*WHAT IS REQUIRED*: Go through the records underneath and write each one out again exactly.

══ RECORD LIST

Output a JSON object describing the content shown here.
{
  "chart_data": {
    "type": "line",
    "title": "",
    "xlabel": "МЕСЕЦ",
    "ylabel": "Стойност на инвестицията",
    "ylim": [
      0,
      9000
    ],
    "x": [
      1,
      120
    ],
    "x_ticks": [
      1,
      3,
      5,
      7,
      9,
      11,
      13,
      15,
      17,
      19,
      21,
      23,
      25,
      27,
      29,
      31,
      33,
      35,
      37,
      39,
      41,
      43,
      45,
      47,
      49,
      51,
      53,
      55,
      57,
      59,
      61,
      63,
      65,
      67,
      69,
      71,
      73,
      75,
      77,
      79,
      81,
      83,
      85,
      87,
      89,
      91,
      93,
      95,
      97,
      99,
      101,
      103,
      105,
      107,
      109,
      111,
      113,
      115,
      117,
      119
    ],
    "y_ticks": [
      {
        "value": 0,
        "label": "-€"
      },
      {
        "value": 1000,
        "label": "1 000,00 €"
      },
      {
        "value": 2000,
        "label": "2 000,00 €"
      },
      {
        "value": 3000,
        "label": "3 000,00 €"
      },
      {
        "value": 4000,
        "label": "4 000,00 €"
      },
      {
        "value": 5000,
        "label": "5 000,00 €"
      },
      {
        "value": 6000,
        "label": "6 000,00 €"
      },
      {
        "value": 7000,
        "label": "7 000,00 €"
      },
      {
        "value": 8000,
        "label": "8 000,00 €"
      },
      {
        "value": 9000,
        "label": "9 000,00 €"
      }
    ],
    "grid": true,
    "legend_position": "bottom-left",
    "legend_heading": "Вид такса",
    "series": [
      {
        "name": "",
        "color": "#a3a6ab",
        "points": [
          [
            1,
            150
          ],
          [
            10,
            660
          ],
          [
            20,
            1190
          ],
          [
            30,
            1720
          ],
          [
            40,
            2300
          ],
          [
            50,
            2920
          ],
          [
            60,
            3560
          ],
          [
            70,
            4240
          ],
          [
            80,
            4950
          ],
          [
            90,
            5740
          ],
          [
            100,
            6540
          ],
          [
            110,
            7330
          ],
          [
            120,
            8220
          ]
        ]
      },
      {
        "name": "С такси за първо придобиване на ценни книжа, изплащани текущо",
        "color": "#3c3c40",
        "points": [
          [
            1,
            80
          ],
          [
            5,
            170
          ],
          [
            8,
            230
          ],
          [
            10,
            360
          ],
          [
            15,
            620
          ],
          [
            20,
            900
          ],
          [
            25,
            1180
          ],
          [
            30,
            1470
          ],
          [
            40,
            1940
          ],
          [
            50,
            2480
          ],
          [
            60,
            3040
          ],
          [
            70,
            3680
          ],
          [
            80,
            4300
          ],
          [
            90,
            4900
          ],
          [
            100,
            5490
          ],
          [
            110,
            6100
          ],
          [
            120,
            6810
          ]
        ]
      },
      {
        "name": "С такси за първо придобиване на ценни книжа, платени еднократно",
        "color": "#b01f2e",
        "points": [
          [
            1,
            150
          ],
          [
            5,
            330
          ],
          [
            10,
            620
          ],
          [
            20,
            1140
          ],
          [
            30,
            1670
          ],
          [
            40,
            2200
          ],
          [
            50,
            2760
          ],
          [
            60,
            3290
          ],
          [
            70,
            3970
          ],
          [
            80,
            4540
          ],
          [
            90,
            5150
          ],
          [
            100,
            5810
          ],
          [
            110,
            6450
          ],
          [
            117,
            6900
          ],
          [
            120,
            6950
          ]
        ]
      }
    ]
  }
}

════

*PROBLEM SOLUTION*:
Output a JSON object describing the content shown here.
{
  "chart_data": {
    "type": "line",
    "title": "",
    "xlabel": "МЕСЕЦ",
    "ylabel": "Стойност на инвестицията",
    "ylim": [
      0,
      9000
    ],
    "x": [
      1,
      120
    ],
    "x_ticks": [
      1,
      3,
      5,
      7,
      9,
      11,
      13,
      15,
      17,
      19,
      21,
      23,
      25,
      27,
      29,
      31,
      33,
      35,
      37,
      39,
      41,
      43,
      45,
      47,
      49,
      51,
      53,
      55,
      57,
      59,
      61,
      63,
      65,
      67,
      69,
      71,
      73,
      75,
      77,
      79,
      81,
      83,
      85,
      87,
      89,
      91,
      93,
      95,
      97,
      99,
      101,
      103,
      105,
      107,
      109,
      111,
      113,
      115,
      117,
      119
    ],
    "y_ticks": [
      {
        "value": 0,
        "label": "-€"
      },
      {
        "value": 1000,
        "label": "1 000,00 €"
      },
      {
        "value": 2000,
        "label": "2 000,00 €"
      },
      {
        "value": 3000,
        "label": "3 000,00 €"
      },
      {
        "value": 4000,
        "label": "4 000,00 €"
      },
      {
        "value": 5000,
        "label": "5 000,00 €"
      },
      {
        "value": 6000,
        "label": "6 000,00 €"
      },
      {
        "value": 7000,
        "label": "7 000,00 €"
      },
      {
        "value": 8000,
        "label": "8 000,00 €"
      },
      {
        "value": 9000,
        "label": "9 000,00 €"
      }
    ],
    "grid": true,
    "legend_position": "bottom-left",
    "legend_heading": "Вид такса",
    "series": [
      {
        "name": "",
        "color": "#a3a6ab",
        "points": [
          [
            1,
            150
          ],
          [
            10,
            660
          ],
          [
            20,
            1190
          ],
          [
            30,
            1720
          ],
          [
            40,
            2300
          ],
          [
            50,
            2920
          ],
          [
            60,
            3560
          ],
          [
            70,
            4240
          ],
          [
            80,
            4950
          ],
          [
            90,
            5740
          ],
          [
            100,
            6540
          ],
          [
            110,
            7330
          ],
          [
            120,
            8220
          ]
        ]
      },
      {
        "name": "С такси за първо придобиване на ценни книжа, изплащани текущо",
        "color": "#3c3c40",
        "points": [
          [
            1,
            80
          ],
          [
            5,
            170
          ],
          [
            8,
            230
          ],
          [
            10,
            360
          ],
          [
            15,
            620
          ],
          [
            20,
            900
          ],
          [
            25,
            1180
          ],
          [
            30,
            1470
          ],
          [
            40,
            1940
          ],
          [
            50,
            2480
          ],
          [
            60,
            3040
          ],
          [
            70,
            3680
          ],
          [
            80,
            4300
          ],
          [
            90,
            4900
          ],
          [
            100,
            5490
          ],
          [
            110,
            6100
          ],
          [
            120,
            6810
          ]
        ]
      },
      {
        "name": "С такси за първо придобиване на ценни книжа, платени еднократно",
        "color": "#b01f2e",
        "points": [
          [
            1,
            150
          ],
          [
            5,
            330
          ],
          [
            10,
            620
          ],
          [
            20,
            1140
          ],
          [
            30,
            1670
          ],
          [
            40,
            2200
          ],
          [
            50,
            2760
          ],
          [
            60,
            3290
          ],
          [
            70,
            3970
          ],
          [
            80,
            4540
          ],
          [
            90,
            5150
          ],
          [
            100,
            5810
          ],
          [
            110,
            6450
          ],
          [
            117,
            6900
          ],
          [
            120,
            6950
          ]
        ]
      }
    ]
  }
}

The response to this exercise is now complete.